----- Input
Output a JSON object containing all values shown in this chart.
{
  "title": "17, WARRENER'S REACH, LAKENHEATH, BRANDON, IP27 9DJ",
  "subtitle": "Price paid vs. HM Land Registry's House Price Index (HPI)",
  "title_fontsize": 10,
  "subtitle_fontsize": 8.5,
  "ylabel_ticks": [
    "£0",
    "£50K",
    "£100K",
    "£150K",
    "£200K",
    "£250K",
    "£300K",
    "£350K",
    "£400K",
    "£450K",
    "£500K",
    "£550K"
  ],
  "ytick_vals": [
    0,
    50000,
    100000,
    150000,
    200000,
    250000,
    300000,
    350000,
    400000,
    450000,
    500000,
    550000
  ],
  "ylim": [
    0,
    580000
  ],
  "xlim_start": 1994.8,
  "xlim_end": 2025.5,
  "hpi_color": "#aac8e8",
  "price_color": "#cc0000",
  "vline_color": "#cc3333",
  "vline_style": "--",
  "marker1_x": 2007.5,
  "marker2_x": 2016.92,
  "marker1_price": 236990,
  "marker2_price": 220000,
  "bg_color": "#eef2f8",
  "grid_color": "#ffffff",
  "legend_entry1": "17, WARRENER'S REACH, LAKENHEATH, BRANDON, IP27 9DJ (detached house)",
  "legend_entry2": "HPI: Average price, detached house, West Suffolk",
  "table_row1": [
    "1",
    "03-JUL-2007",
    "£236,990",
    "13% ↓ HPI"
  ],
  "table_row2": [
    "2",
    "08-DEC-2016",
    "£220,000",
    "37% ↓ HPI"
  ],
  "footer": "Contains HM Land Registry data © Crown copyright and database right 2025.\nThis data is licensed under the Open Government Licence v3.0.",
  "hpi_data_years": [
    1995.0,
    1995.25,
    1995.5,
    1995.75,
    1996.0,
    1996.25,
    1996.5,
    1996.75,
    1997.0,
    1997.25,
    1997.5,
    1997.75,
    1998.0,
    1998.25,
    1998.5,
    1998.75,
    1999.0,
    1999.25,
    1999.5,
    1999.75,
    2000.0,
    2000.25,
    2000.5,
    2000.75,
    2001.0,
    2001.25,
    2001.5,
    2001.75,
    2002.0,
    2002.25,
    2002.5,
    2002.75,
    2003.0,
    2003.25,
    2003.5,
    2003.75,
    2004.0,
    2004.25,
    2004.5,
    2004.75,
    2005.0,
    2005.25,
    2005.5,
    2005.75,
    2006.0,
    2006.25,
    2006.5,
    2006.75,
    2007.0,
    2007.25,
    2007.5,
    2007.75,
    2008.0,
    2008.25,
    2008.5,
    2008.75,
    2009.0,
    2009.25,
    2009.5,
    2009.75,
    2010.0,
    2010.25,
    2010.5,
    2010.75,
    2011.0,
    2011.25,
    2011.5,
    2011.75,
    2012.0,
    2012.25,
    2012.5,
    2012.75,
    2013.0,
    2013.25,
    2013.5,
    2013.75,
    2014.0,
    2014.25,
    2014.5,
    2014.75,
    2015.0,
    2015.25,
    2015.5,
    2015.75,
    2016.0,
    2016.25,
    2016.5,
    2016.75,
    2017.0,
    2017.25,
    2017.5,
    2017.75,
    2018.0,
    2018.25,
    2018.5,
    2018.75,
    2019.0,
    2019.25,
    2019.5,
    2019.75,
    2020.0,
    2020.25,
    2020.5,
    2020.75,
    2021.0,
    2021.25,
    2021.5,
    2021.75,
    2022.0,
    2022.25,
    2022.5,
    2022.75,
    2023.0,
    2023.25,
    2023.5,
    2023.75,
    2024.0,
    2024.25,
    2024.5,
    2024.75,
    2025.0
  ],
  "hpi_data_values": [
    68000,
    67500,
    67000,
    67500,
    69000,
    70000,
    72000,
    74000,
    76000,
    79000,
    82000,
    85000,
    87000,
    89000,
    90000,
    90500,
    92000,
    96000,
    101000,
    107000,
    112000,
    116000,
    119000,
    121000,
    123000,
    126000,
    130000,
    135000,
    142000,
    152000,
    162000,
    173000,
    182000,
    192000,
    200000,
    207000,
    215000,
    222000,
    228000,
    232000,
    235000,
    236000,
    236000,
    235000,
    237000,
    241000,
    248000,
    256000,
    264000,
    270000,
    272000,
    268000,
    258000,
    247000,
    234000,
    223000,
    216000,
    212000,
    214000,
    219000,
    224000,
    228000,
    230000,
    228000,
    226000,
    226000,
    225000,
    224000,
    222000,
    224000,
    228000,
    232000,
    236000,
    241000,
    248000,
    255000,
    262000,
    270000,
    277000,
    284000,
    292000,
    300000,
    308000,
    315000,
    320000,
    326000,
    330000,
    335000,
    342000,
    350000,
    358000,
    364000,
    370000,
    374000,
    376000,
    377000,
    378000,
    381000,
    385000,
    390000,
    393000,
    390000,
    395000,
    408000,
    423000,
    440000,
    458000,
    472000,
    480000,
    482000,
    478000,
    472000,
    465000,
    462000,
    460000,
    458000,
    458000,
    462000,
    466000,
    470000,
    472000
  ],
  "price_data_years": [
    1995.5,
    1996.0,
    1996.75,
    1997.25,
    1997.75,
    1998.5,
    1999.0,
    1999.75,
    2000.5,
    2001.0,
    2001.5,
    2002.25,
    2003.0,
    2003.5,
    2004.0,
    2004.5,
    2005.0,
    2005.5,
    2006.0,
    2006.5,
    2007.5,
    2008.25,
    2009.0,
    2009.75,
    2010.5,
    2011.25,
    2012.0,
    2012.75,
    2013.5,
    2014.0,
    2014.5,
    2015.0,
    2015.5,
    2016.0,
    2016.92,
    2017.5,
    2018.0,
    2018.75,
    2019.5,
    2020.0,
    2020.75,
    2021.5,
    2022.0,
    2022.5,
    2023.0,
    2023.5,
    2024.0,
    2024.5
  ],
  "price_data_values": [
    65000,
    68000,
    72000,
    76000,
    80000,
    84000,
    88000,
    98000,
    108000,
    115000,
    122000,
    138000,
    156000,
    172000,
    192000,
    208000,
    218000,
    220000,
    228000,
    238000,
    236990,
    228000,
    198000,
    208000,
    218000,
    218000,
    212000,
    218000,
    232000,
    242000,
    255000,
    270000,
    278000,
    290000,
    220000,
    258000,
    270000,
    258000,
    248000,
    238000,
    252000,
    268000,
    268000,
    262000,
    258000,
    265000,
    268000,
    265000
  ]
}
----------
Written problem:
Extract lines where the string "BRANDON" occurs.

Solution to the problem:
  "title": "17, WARRENER'S REACH, LAKENHEATH, BRANDON, IP27 9DJ",
  "legend_entry1": "17, WARRENER'S REACH, LAKENHEATH, BRANDON, IP27 9DJ (detached house)",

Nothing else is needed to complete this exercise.